WORK REQUIRED: Beneath this sentence is a set of records; write each of them out exactly.

DATA FOR THIS TASK:
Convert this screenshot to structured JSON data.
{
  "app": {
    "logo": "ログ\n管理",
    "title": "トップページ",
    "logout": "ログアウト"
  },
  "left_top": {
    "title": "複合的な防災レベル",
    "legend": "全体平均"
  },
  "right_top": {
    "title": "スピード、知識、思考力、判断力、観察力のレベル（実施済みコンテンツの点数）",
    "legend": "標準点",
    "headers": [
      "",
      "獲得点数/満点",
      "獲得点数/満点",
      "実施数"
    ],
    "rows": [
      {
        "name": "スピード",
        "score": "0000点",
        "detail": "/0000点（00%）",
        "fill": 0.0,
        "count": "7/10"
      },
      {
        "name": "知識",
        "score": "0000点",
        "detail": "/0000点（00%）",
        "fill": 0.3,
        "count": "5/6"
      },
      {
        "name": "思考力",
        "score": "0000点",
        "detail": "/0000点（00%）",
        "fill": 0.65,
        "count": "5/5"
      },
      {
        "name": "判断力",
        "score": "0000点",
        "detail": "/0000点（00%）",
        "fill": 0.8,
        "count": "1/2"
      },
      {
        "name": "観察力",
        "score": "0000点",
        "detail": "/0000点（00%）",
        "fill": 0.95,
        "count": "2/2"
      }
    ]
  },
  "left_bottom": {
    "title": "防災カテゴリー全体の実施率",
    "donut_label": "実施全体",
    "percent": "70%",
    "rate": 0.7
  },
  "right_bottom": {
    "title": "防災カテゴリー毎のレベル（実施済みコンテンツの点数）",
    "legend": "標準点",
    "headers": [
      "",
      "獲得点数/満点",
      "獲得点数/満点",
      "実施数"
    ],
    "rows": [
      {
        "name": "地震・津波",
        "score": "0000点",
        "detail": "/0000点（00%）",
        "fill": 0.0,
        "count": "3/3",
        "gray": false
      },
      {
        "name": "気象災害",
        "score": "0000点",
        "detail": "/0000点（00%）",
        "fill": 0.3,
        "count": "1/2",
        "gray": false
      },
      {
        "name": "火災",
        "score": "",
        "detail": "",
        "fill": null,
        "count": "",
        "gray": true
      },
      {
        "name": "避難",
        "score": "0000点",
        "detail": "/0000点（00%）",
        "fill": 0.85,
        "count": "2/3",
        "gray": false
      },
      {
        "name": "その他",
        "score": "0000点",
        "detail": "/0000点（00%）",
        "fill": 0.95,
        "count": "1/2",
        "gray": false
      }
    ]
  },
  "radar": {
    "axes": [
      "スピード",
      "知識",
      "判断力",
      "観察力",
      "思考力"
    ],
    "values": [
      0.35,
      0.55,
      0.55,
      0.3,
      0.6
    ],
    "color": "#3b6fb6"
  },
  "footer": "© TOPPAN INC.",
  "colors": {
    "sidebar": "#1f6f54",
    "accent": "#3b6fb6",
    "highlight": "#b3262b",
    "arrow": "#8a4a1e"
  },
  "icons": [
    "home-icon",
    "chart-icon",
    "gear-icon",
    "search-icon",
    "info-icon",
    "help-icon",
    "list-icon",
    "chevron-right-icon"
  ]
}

COMPLETE OUTPUT:
Convert this screenshot to structured JSON data.
{
  "app": {
    "logo": "ログ\n管理",
    "title": "トップページ",
    "logout": "ログアウト"
  },
  "left_top": {
    "title": "複合的な防災レベル",
    "legend": "全体平均"
  },
  "right_top": {
    "title": "スピード、知識、思考力、判断力、観察力のレベル（実施済みコンテンツの点数）",
    "legend": "標準点",
    "headers": [
      "",
      "獲得点数/満点",
      "獲得点数/満点",
      "実施数"
    ],
    "rows": [
      {
        "name": "スピード",
        "score": "0000点",
        "detail": "/0000点（00%）",
        "fill": 0.0,
        "count": "7/10"
      },
      {
        "name": "知識",
        "score": "0000点",
        "detail": "/0000点（00%）",
        "fill": 0.3,
        "count": "5/6"
      },
      {
        "name": "思考力",
        "score": "0000点",
        "detail": "/0000点（00%）",
        "fill": 0.65,
        "count": "5/5"
      },
      {
        "name": "判断力",
        "score": "0000点",
        "detail": "/0000点（00%）",
        "fill": 0.8,
        "count": "1/2"
      },
      {
        "name": "観察力",
        "score": "0000点",
        "detail": "/0000点（00%）",
        "fill": 0.95,
        "count": "2/2"
      }
    ]
  },
  "left_bottom": {
    "title": "防災カテゴリー全体の実施率",
    "donut_label": "実施全体",
    "percent": "70%",
    "rate": 0.7
  },
  "right_bottom": {
    "title": "防災カテゴリー毎のレベル（実施済みコンテンツの点数）",
    "legend": "標準点",
    "headers": [
      "",
      "獲得点数/満点",
      "獲得点数/満点",
      "実施数"
    ],
    "rows": [
      {
        "name": "地震・津波",
        "score": "0000点",
        "detail": "/0000点（00%）",
        "fill": 0.0,
        "count": "3/3",
        "gray": false
      },
      {
        "name": "気象災害",
        "score": "0000点",
        "detail": "/0000点（00%）",
        "fill": 0.3,
        "count": "1/2",
        "gray": false
      },
      {
        "name": "火災",
        "score": "",
        "detail": "",
        "fill": null,
        "count": "",
        "gray": true
      },
      {
        "name": "避難",
        "score": "0000点",
        "detail": "/0000点（00%）",
        "fill": 0.85,
        "count": "2/3",
        "gray": false
      },
      {
        "name": "その他",
        "score": "0000点",
        "detail": "/0000点（00%）",
        "fill": 0.95,
        "count": "1/2",
        "gray": false
      }
    ]
  },
  "radar": {
    "axes": [
      "スピード",
      "知識",
      "判断力",
      "観察力",
      "思考力"
    ],
    "values": [
      0.35,
      0.55,
      0.55,
      0.3,
      0.6
    ],
    "color": "#3b6fb6"
  },
  "footer": "© TOPPAN INC.",
  "colors": {
    "sidebar": "#1f6f54",
    "accent": "#3b6fb6",
    "highlight": "#b3262b",
    "arrow": "#8a4a1e"
  },
  "icons": [
    "home-icon",
    "chart-icon",
    "gear-icon",
    "search-icon",
    "info-icon",
    "help-icon",
    "list-icon",
    "chevron-right-icon"
  ]
}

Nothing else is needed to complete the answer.